_ЦЕЛЬ ЗАДАНИЯ_.
Выведите без изменений строки записей, начиная со строки с «acrylic-shape — [203, 129, 550, 623]» и заканчивая строкой с «Find all labels, buttons, inputs, and», обе включительно.

_НАБОР ДАННЫХ_.
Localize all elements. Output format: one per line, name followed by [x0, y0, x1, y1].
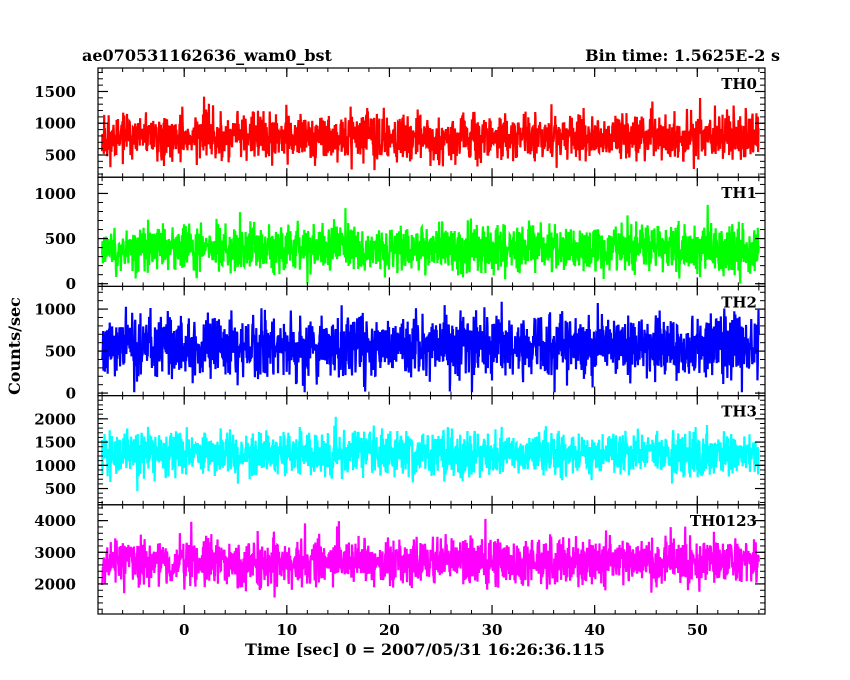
y-tick-label: 1500 [34, 83, 76, 101]
panel-th0: 500 1000 1500 TH0 [34, 67, 766, 178]
y-tick-label: 3000 [34, 544, 76, 562]
panel-label-th1: TH1 [721, 184, 757, 202]
y-tick-label: 500 [45, 480, 76, 498]
x-tick-label: 50 [687, 621, 708, 639]
panel-label-th0: TH0 [721, 75, 757, 93]
y-tick-label: 1000 [34, 115, 76, 133]
y-tick-label: 2000 [34, 575, 76, 593]
panel-frame [97, 504, 766, 615]
series-th3 [101, 416, 760, 492]
y-tick-label: 0 [66, 275, 76, 293]
y-tick-label: 1000 [34, 301, 76, 319]
series-th0123 [101, 518, 760, 598]
y-tick-label: 500 [45, 230, 76, 248]
y-tick-label: 2000 [34, 410, 76, 428]
series-th2 [101, 301, 760, 393]
y-tick-label: 500 [45, 146, 76, 164]
y-tick-label: 1500 [34, 434, 76, 452]
y-tick-label: 1000 [34, 185, 76, 203]
x-tick-label: 30 [482, 621, 503, 639]
panel-th3: 500 1000 1500 2000 TH3 [34, 395, 766, 506]
x-tick-label: 0 [179, 621, 189, 639]
panel-label-th3: TH3 [721, 403, 757, 421]
panel-th0123: 2000 3000 4000 TH0123 [34, 504, 766, 615]
x-tick-label: 10 [276, 621, 297, 639]
x-tick-label: 20 [379, 621, 400, 639]
y-tick-label: 4000 [34, 512, 76, 530]
y-tick-label: 0 [66, 385, 76, 403]
x-tick-label: 40 [584, 621, 605, 639]
series-th0 [101, 96, 760, 171]
panel-th1: 0 500 1000 TH1 [34, 176, 766, 293]
chart-title-right: Bin time: 1.5625E-2 s [585, 46, 780, 65]
x-axis-label: Time [sec] 0 = 2007/05/31 16:26:36.115 [245, 640, 605, 659]
y-tick-label: 1000 [34, 457, 76, 475]
y-axis-label: Counts/sec [5, 297, 24, 395]
panel-label-th0123: TH0123 [690, 512, 757, 530]
y-tick-label: 500 [45, 343, 76, 361]
chart-title-left: ae070531162636_wam0_bst [82, 46, 333, 65]
series-th1 [101, 204, 760, 284]
panel-label-th2: TH2 [721, 293, 757, 311]
panel-th2: 0 500 1000 TH2 [34, 285, 766, 403]
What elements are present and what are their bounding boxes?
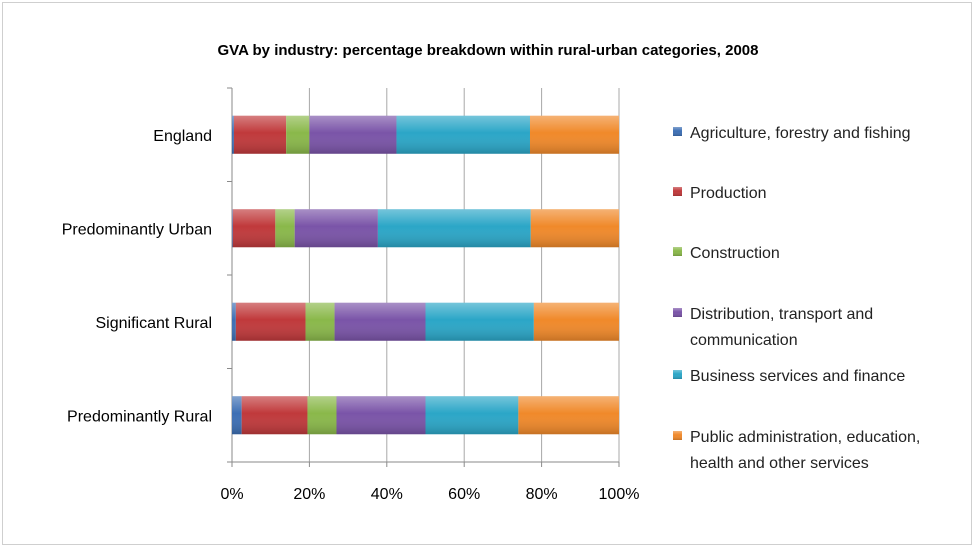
x-tick-label: 80%: [526, 486, 558, 503]
bar-segment-shade: [275, 209, 295, 248]
legend-swatch-shade: [673, 187, 682, 196]
bar-segment-shade: [309, 115, 397, 154]
bar-segment-shade: [294, 209, 378, 248]
bar-segment-shade: [377, 209, 531, 248]
legend-label: Production: [690, 185, 767, 202]
bar-segment-shade: [533, 302, 619, 341]
category-label: England: [153, 128, 212, 145]
bar-segment-shade: [425, 396, 519, 435]
category-label: Predominantly Urban: [62, 221, 212, 238]
legend-label: communication: [690, 332, 798, 349]
bars: [232, 115, 619, 435]
bar-segment-shade: [286, 115, 310, 154]
legend-swatch-shade: [673, 370, 682, 379]
bar-segment-shade: [396, 115, 530, 154]
x-tick-label: 100%: [599, 486, 640, 503]
legend-swatch-shade: [673, 431, 682, 440]
bar-segment-shade: [232, 396, 242, 435]
bar-segment-shade: [530, 209, 619, 248]
bar-segment-shade: [336, 396, 426, 435]
chart-title: GVA by industry: percentage breakdown wi…: [217, 42, 759, 59]
bar-segment-shade: [518, 396, 619, 435]
bar-segment-shade: [425, 302, 534, 341]
bar-segment-shade: [232, 115, 234, 154]
legend-label: Construction: [690, 245, 780, 262]
bar-segment-shade: [235, 302, 306, 341]
legend-label: health and other services: [690, 455, 869, 472]
labels: 0% 20% 40% 60% 80% 100% England Predominantly U…: [62, 128, 640, 503]
legend-label: Public administration, education,: [690, 429, 920, 446]
bar-segment-shade: [232, 209, 233, 248]
legend-label: Business services and finance: [690, 368, 905, 385]
x-tick-label: 40%: [371, 486, 403, 503]
bar-segment-shade: [241, 396, 308, 435]
bar-segment-shade: [529, 115, 619, 154]
legend: Agriculture, forestry and fishing Product…: [673, 125, 920, 472]
bar-segment-shade: [305, 302, 335, 341]
bar-segment-shade: [232, 209, 276, 248]
category-label: Predominantly Rural: [67, 408, 212, 425]
bar-segment-shade: [233, 115, 287, 154]
x-tick-label: 20%: [293, 486, 325, 503]
legend-label: Distribution, transport and: [690, 306, 873, 323]
bar-segment-shade: [307, 396, 337, 435]
bar-segment-shade: [232, 302, 236, 341]
legend-swatch-shade: [673, 308, 682, 317]
category-label: Significant Rural: [96, 315, 213, 332]
legend-swatch-shade: [673, 247, 682, 256]
legend-swatch-shade: [673, 127, 682, 136]
x-tick-label: 0%: [220, 486, 243, 503]
legend-label: Agriculture, forestry and fishing: [690, 125, 911, 142]
x-tick-label: 60%: [448, 486, 480, 503]
bar-segment-shade: [334, 302, 426, 341]
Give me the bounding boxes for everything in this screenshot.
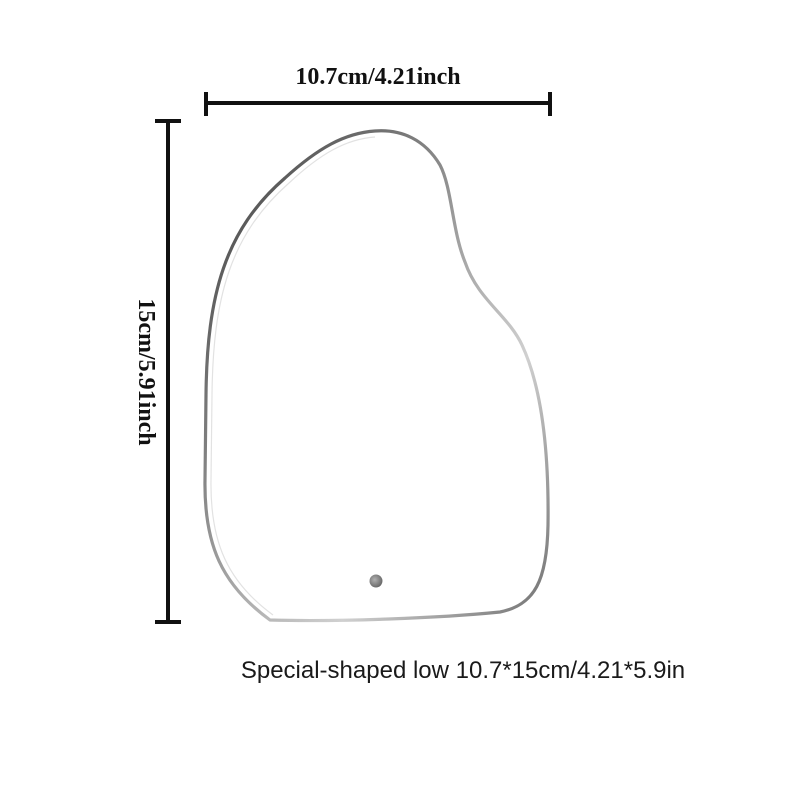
acrylic-shape — [203, 129, 550, 623]
product-caption: Special-shaped low 10.7*15cm/4.21*5.9in — [241, 657, 685, 684]
shape-outline — [203, 129, 550, 623]
mounting-hole — [369, 574, 383, 588]
shape-inner-highlight — [210, 136, 376, 616]
width-dimension: 10.7cm/4.21inch — [204, 64, 552, 116]
height-dimension: 15cm/5.91inch — [133, 119, 181, 624]
width-label: 10.7cm/4.21inch — [295, 64, 460, 90]
height-label: 15cm/5.91inch — [133, 298, 159, 445]
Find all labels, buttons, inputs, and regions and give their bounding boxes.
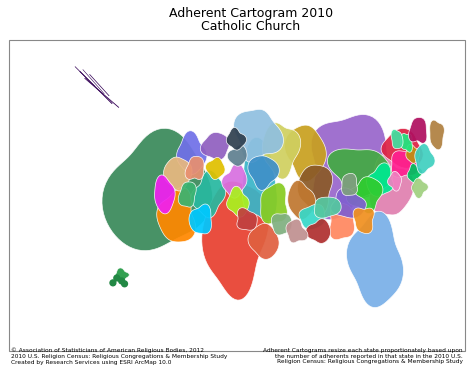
Polygon shape — [411, 178, 428, 198]
Circle shape — [114, 275, 120, 281]
Bar — [9, 40, 465, 351]
Polygon shape — [157, 187, 196, 242]
Polygon shape — [346, 177, 383, 214]
Polygon shape — [366, 163, 393, 196]
Circle shape — [122, 281, 128, 287]
Polygon shape — [155, 175, 175, 214]
Circle shape — [110, 280, 116, 286]
Polygon shape — [237, 208, 257, 230]
Polygon shape — [388, 171, 401, 191]
Text: Catholic Church: Catholic Church — [201, 20, 301, 33]
Text: Adherent Cartograms resize each state proportionately based upon
the number of a: Adherent Cartograms resize each state pr… — [264, 348, 463, 365]
Polygon shape — [189, 204, 211, 234]
Polygon shape — [409, 117, 427, 143]
Polygon shape — [284, 125, 326, 182]
Polygon shape — [115, 268, 129, 282]
Text: © Association of Statisticians of American Religious Bodies, 2012
2010 U.S. Reli: © Association of Statisticians of Americ… — [11, 348, 228, 365]
Polygon shape — [311, 115, 389, 220]
Polygon shape — [328, 149, 393, 198]
Polygon shape — [288, 180, 316, 220]
Polygon shape — [185, 156, 204, 180]
Polygon shape — [262, 123, 301, 179]
Text: Adherent Cartogram 2010: Adherent Cartogram 2010 — [169, 7, 333, 20]
Polygon shape — [178, 182, 196, 207]
Polygon shape — [314, 197, 341, 218]
Polygon shape — [369, 155, 414, 215]
Polygon shape — [242, 137, 277, 221]
Polygon shape — [299, 204, 325, 229]
Polygon shape — [346, 211, 403, 307]
Polygon shape — [191, 170, 226, 218]
Polygon shape — [391, 130, 403, 149]
Polygon shape — [415, 144, 435, 174]
Polygon shape — [392, 151, 419, 178]
Polygon shape — [261, 183, 287, 224]
Polygon shape — [222, 163, 247, 198]
Polygon shape — [406, 144, 420, 163]
Polygon shape — [407, 164, 422, 183]
Polygon shape — [234, 109, 283, 163]
Polygon shape — [248, 223, 279, 259]
Polygon shape — [306, 219, 330, 243]
Polygon shape — [329, 203, 355, 240]
Polygon shape — [102, 128, 212, 251]
Polygon shape — [401, 134, 412, 152]
Polygon shape — [227, 186, 249, 217]
Polygon shape — [206, 157, 225, 180]
Polygon shape — [298, 165, 333, 215]
Polygon shape — [201, 132, 229, 160]
Polygon shape — [342, 173, 357, 195]
Polygon shape — [202, 181, 269, 300]
Polygon shape — [381, 128, 423, 168]
Polygon shape — [164, 157, 192, 191]
Polygon shape — [286, 219, 308, 243]
Polygon shape — [226, 127, 246, 150]
Polygon shape — [430, 120, 444, 150]
Polygon shape — [228, 145, 247, 166]
Polygon shape — [331, 188, 366, 218]
Circle shape — [118, 278, 125, 284]
Polygon shape — [353, 208, 374, 234]
Polygon shape — [177, 131, 207, 175]
Polygon shape — [248, 156, 279, 190]
Polygon shape — [272, 214, 292, 235]
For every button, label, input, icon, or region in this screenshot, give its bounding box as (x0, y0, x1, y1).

_ПОЛНЫЙ ВЫВОД_.
acrylic-shape — [203, 129, 550, 623]
product-caption: Special-shaped low 10.7*15cm/4.21*5.9in — [241, 657, 685, 684]
shape-outline — [203, 129, 550, 623]
mounting-hole — [369, 574, 383, 588]
shape-inner-highlight — [210, 136, 376, 616]
width-dimension: 10.7cm/4.21inch — [204, 64, 552, 116]
height-dimension: 15cm/5.91inch — [133, 119, 181, 624]
width-label: 10.7cm/4.21inch — [295, 64, 460, 90]
height-label: 15cm/5.91inch — [133, 298, 159, 445]
Find all labels, buttons, inputs, and regions and give their bounding boxes.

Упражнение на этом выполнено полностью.